Collected data:
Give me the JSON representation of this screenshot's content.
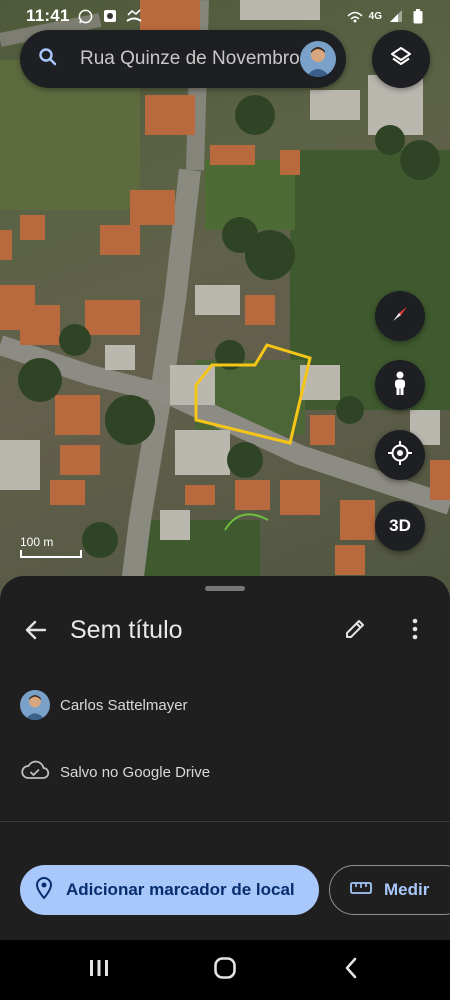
{
  "status_bar": {
    "time": "11:41",
    "network": "4G",
    "icons": [
      "whatsapp-icon",
      "photo-icon",
      "missed-call-icon",
      "wifi-calling-icon",
      "signal-icon",
      "battery-icon"
    ]
  },
  "search": {
    "text": "Rua Quinze de Novembro",
    "icon": "search-icon"
  },
  "map": {
    "scale_label": "100 m",
    "outline_color": "#f5c518",
    "controls": {
      "layers": "layers-icon",
      "compass": "compass-icon",
      "street_view": "pegman-icon",
      "my_location": "my-location-icon",
      "three_d_label": "3D"
    }
  },
  "sheet": {
    "title": "Sem título",
    "author": "Carlos Sattelmayer",
    "save_status": "Salvo no Google Drive",
    "primary_action": "Adicionar marcador de local",
    "secondary_action": "Medir"
  },
  "colors": {
    "accent": "#a8c7fa",
    "accent_text": "#062e6f",
    "sheet_bg": "#1f1f1f"
  }
}
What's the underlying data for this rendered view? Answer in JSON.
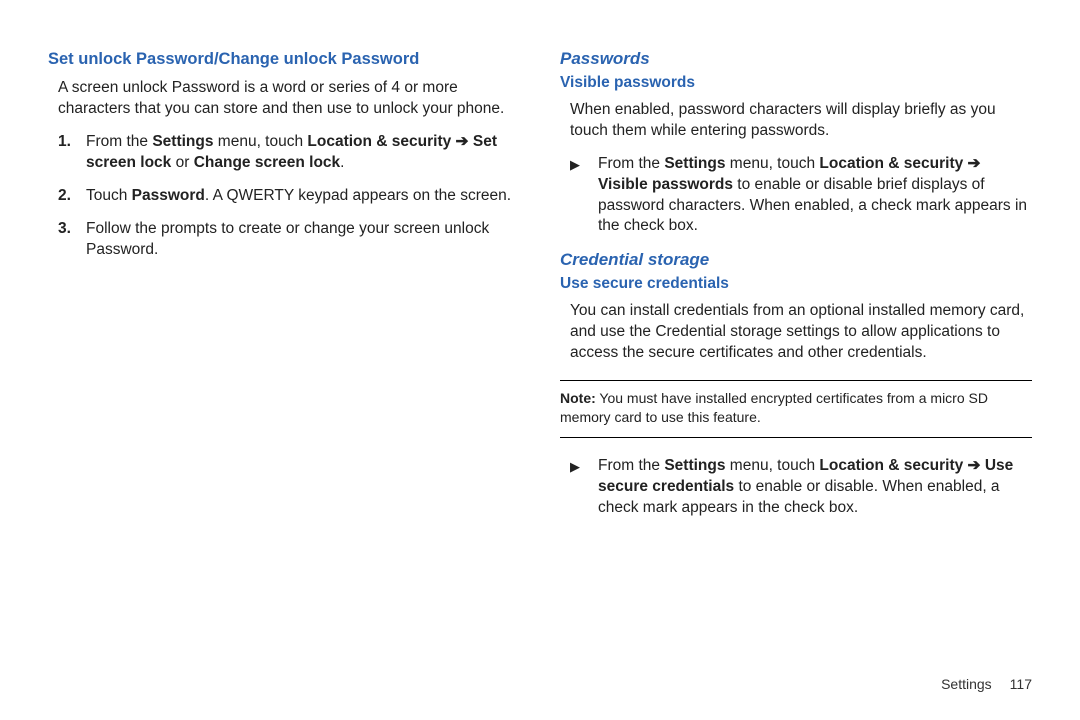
{
  "left": {
    "heading": "Set unlock Password/Change unlock Password",
    "intro": "A screen unlock Password is a word or series of 4 or more characters that you can store and then use to unlock your phone.",
    "step1_pre": "From the ",
    "step1_b1": "Settings",
    "step1_mid1": " menu, touch ",
    "step1_b2": "Location & security",
    "step1_arrow": " ➔ ",
    "step1_b3": "Set screen lock",
    "step1_or": " or ",
    "step1_b4": "Change screen lock",
    "step1_end": ".",
    "step2_pre": "Touch ",
    "step2_b1": "Password",
    "step2_post": ". A QWERTY keypad appears on the screen.",
    "step3": "Follow the prompts to create or change your screen unlock Password."
  },
  "right": {
    "passwords_heading": "Passwords",
    "visible_heading": "Visible passwords",
    "visible_intro": "When enabled, password characters will display briefly as you touch them while entering passwords.",
    "vp_pre": "From the ",
    "vp_b1": "Settings",
    "vp_mid1": " menu, touch ",
    "vp_b2": "Location & security",
    "vp_arrow": " ➔ ",
    "vp_b3": "Visible passwords",
    "vp_post": " to enable or disable brief displays of password characters. When enabled, a check mark appears in the check box.",
    "cred_heading": "Credential storage",
    "use_secure_heading": "Use secure credentials",
    "cred_intro": "You can install credentials from an optional installed memory card, and use the Credential storage settings to allow applications to access the secure certificates and other credentials.",
    "note_label": "Note:",
    "note_text": " You must have installed encrypted certificates from a micro SD memory card to use this feature.",
    "uc_pre": "From the ",
    "uc_b1": "Settings",
    "uc_mid1": " menu, touch ",
    "uc_b2": "Location & security",
    "uc_arrow": " ➔ ",
    "uc_b3": "Use secure credentials",
    "uc_post": " to enable or disable. When enabled, a check mark appears in the check box."
  },
  "footer": {
    "section": "Settings",
    "page": "117"
  }
}
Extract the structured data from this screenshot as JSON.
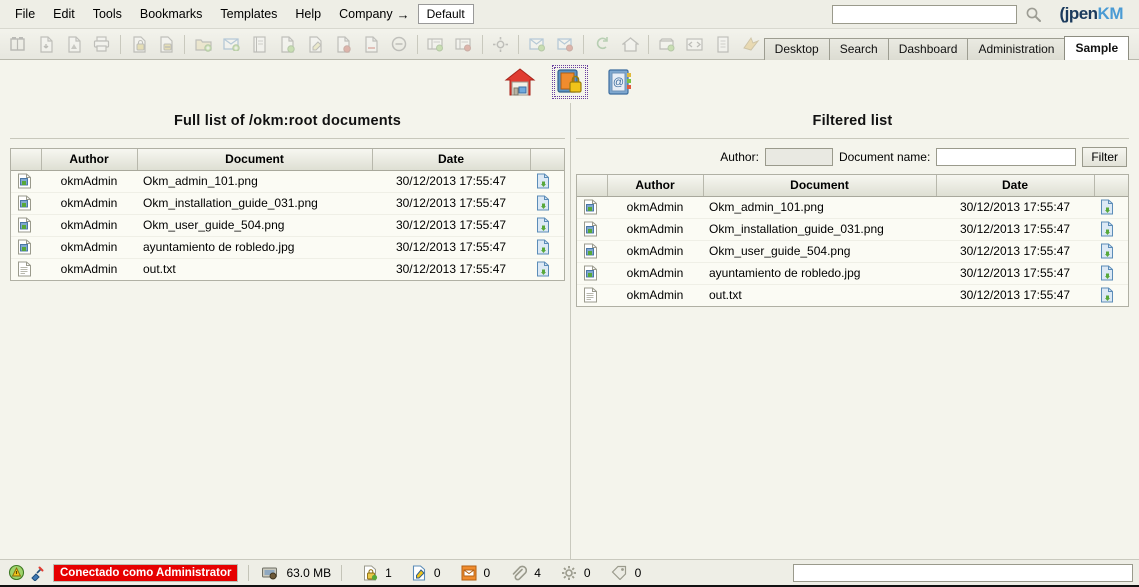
{
  "app": {
    "title": "OpenKM",
    "logo_open": "(jpen",
    "logo_km": "KM"
  },
  "menubar": {
    "items": [
      {
        "label": "File",
        "name": "menu-file"
      },
      {
        "label": "Edit",
        "name": "menu-edit"
      },
      {
        "label": "Tools",
        "name": "menu-tools"
      },
      {
        "label": "Bookmarks",
        "name": "menu-bookmarks"
      },
      {
        "label": "Templates",
        "name": "menu-templates"
      },
      {
        "label": "Help",
        "name": "menu-help"
      }
    ],
    "company_label": "Company",
    "company_arrow": "→",
    "company_value": "Default",
    "search_value": "",
    "search_placeholder": ""
  },
  "toolbar": {
    "groups": [
      {
        "icons": [
          "find-folder-icon",
          "document-download-icon",
          "document-pdf-icon",
          "print-icon"
        ]
      },
      {
        "icons": [
          "lock-add-icon",
          "lock-remove-icon"
        ]
      },
      {
        "icons": [
          "folder-add-icon",
          "mail-add-icon",
          "note-add-icon",
          "document-add-icon",
          "document-edit-icon",
          "document-remove-icon",
          "document-delete-icon",
          "cancel-icon"
        ]
      },
      {
        "icons": [
          "record-add-icon",
          "record-remove-icon"
        ]
      },
      {
        "icons": [
          "settings-icon"
        ]
      },
      {
        "icons": [
          "subscribe-add-icon",
          "subscribe-remove-icon"
        ]
      },
      {
        "icons": [
          "refresh-icon",
          "home-icon"
        ]
      },
      {
        "icons": [
          "archive-add-icon",
          "split-icon",
          "properties-icon",
          "export-icon"
        ]
      }
    ],
    "tabs": [
      {
        "label": "Desktop",
        "name": "tab-desktop",
        "active": false
      },
      {
        "label": "Search",
        "name": "tab-search",
        "active": false
      },
      {
        "label": "Dashboard",
        "name": "tab-dashboard",
        "active": false
      },
      {
        "label": "Administration",
        "name": "tab-administration",
        "active": false
      },
      {
        "label": "Sample",
        "name": "tab-sample",
        "active": true
      }
    ]
  },
  "iconstrip": {
    "items": [
      {
        "name": "home-house-icon",
        "selected": false
      },
      {
        "name": "secure-document-icon",
        "selected": true
      },
      {
        "name": "address-book-icon",
        "selected": false
      }
    ]
  },
  "left_panel": {
    "title": "Full list of /okm:root documents",
    "columns": [
      "",
      "Author",
      "Document",
      "Date",
      ""
    ],
    "rows": [
      {
        "icon": "image-file-icon",
        "author": "okmAdmin",
        "document": "Okm_admin_101.png",
        "date": "30/12/2013 17:55:47",
        "action": "download-icon"
      },
      {
        "icon": "image-file-icon",
        "author": "okmAdmin",
        "document": "Okm_installation_guide_031.png",
        "date": "30/12/2013 17:55:47",
        "action": "download-icon"
      },
      {
        "icon": "image-file-icon",
        "author": "okmAdmin",
        "document": "Okm_user_guide_504.png",
        "date": "30/12/2013 17:55:47",
        "action": "download-icon"
      },
      {
        "icon": "image-file-icon",
        "author": "okmAdmin",
        "document": "ayuntamiento de robledo.jpg",
        "date": "30/12/2013 17:55:47",
        "action": "download-icon"
      },
      {
        "icon": "text-file-icon",
        "author": "okmAdmin",
        "document": "out.txt",
        "date": "30/12/2013 17:55:47",
        "action": "download-icon"
      }
    ]
  },
  "right_panel": {
    "title": "Filtered list",
    "filter": {
      "author_label": "Author:",
      "author_value": "",
      "docname_label": "Document name:",
      "docname_value": "",
      "button_label": "Filter"
    },
    "columns": [
      "",
      "Author",
      "Document",
      "Date",
      ""
    ],
    "rows": [
      {
        "icon": "image-file-icon",
        "author": "okmAdmin",
        "document": "Okm_admin_101.png",
        "date": "30/12/2013 17:55:47",
        "action": "download-icon"
      },
      {
        "icon": "image-file-icon",
        "author": "okmAdmin",
        "document": "Okm_installation_guide_031.png",
        "date": "30/12/2013 17:55:47",
        "action": "download-icon"
      },
      {
        "icon": "image-file-icon",
        "author": "okmAdmin",
        "document": "Okm_user_guide_504.png",
        "date": "30/12/2013 17:55:47",
        "action": "download-icon"
      },
      {
        "icon": "image-file-icon",
        "author": "okmAdmin",
        "document": "ayuntamiento de robledo.jpg",
        "date": "30/12/2013 17:55:47",
        "action": "download-icon"
      },
      {
        "icon": "text-file-icon",
        "author": "okmAdmin",
        "document": "out.txt",
        "date": "30/12/2013 17:55:47",
        "action": "download-icon"
      }
    ]
  },
  "statusbar": {
    "connected_text": "Conectado como Administrator",
    "memory": "63.0 MB",
    "counters": [
      {
        "icon": "lock-green-icon",
        "value": "1"
      },
      {
        "icon": "pencil-edit-icon",
        "value": "0"
      },
      {
        "icon": "mail-orange-icon",
        "value": "0"
      },
      {
        "icon": "paperclip-icon",
        "value": "4"
      },
      {
        "icon": "gear-icon",
        "value": "0"
      },
      {
        "icon": "tag-icon",
        "value": "0"
      }
    ],
    "input_value": ""
  },
  "colors": {
    "accent_red": "#e60000",
    "brand_blue": "#4a9bd4",
    "brand_dark": "#1b3a5c",
    "background": "#f4f4ec",
    "chrome": "#eeeee6"
  }
}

*Exercise goal:* Select every line of the material above holding the word "screenshot" and copy it.

*Answer in full:*
Give me the JSON representation of this screenshot's content.
Extract the structured data from this screenshot as JSON.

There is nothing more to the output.